* [The request] Using the listing below, select the lines with the word "text" and copy them.

* [Dataset extract]
◇ ◇ ◇ ◇ ◇ ◇ ◇

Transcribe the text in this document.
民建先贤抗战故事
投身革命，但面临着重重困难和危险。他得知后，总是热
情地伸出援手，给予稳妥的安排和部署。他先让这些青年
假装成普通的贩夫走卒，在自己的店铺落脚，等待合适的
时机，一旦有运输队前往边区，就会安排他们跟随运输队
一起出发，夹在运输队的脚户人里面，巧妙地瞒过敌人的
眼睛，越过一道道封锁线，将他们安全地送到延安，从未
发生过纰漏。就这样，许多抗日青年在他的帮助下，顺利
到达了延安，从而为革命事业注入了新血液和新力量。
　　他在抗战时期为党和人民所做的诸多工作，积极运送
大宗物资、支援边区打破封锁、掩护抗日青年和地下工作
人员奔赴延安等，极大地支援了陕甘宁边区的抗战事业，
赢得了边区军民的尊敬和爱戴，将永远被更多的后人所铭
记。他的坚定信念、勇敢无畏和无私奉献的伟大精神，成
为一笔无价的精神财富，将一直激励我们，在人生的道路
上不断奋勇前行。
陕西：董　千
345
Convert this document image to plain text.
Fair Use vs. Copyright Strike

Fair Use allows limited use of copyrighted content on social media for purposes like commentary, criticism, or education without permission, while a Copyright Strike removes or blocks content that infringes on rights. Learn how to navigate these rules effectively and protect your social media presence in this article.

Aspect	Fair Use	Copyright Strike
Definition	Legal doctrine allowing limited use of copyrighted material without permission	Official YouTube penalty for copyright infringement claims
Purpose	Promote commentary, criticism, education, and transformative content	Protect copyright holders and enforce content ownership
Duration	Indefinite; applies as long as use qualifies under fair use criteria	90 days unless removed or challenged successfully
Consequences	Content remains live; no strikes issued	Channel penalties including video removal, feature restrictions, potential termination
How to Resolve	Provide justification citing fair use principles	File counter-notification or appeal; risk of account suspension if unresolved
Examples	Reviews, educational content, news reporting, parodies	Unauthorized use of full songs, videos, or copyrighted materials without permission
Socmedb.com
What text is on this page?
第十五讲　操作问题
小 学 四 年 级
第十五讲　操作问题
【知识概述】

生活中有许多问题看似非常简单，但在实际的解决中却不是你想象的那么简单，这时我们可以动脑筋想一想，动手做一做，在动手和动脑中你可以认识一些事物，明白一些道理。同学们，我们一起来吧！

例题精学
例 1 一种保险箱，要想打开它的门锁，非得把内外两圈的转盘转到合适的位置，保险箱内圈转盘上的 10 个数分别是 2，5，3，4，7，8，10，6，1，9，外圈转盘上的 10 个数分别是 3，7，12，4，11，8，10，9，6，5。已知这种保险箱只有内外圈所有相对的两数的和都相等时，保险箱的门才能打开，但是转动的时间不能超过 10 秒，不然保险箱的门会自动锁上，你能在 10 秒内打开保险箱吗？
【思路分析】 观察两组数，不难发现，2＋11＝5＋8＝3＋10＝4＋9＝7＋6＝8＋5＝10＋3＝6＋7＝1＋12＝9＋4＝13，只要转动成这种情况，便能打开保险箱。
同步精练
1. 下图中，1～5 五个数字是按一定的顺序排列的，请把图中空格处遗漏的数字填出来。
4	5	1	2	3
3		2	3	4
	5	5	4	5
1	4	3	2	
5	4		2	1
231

◇ ◇ ◇ ◇ ◇ ◇ ◇

* [Task result]
Transcribe the text in this document.
Convert this document image to plain text.
What text is on this page?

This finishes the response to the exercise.